>> start
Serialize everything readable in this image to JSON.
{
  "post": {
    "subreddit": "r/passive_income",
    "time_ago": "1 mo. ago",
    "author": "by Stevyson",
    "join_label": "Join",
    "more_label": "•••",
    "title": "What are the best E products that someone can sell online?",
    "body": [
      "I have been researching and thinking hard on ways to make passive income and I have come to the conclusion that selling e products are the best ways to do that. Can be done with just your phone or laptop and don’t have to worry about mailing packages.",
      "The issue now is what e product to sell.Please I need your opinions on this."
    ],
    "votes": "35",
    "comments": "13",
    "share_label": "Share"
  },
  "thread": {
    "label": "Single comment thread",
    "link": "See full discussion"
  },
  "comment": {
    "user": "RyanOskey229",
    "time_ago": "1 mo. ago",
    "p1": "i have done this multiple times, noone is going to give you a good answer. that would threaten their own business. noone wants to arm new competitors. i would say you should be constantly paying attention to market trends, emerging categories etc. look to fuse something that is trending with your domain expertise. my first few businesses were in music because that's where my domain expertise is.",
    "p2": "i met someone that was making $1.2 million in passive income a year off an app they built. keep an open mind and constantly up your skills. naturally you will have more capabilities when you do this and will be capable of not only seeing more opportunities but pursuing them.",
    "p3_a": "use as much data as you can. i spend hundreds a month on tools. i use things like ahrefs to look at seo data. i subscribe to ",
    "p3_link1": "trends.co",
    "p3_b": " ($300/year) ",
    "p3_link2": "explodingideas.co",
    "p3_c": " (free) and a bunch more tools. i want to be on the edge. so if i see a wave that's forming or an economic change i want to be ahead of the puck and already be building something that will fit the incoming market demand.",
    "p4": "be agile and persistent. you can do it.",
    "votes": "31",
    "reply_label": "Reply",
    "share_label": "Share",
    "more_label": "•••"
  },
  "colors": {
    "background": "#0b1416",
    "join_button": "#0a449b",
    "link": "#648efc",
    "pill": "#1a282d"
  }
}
>> end
Set exercise
Show, from the listing above, each line that contains the word "your".

Result for this task
      "I have been researching and thinking hard on ways to make passive income and I have come to the conclusion that selling e products are the best ways to do that. Can be done with just your phone or laptop and don’t have to worry about mailing packages.",
      "The issue now is what e product to sell.Please I need your opinions on this."
    "p1": "i have done this multiple times, noone is going to give you a good answer. that would threaten their own business. noone wants to arm new competitors. i would say you should be constantly paying attention to market trends, emerging categories etc. look to fuse something that is trending with your domain expertise. my first few businesses were in music because that's where my domain expertise is.",
    "p2": "i met someone that was making $1.2 million in passive income a year off an app they built. keep an open mind and constantly up your skills. naturally you will have more capabilities when you do this and will be capable of not only seeing more opportunities but pursuing them.",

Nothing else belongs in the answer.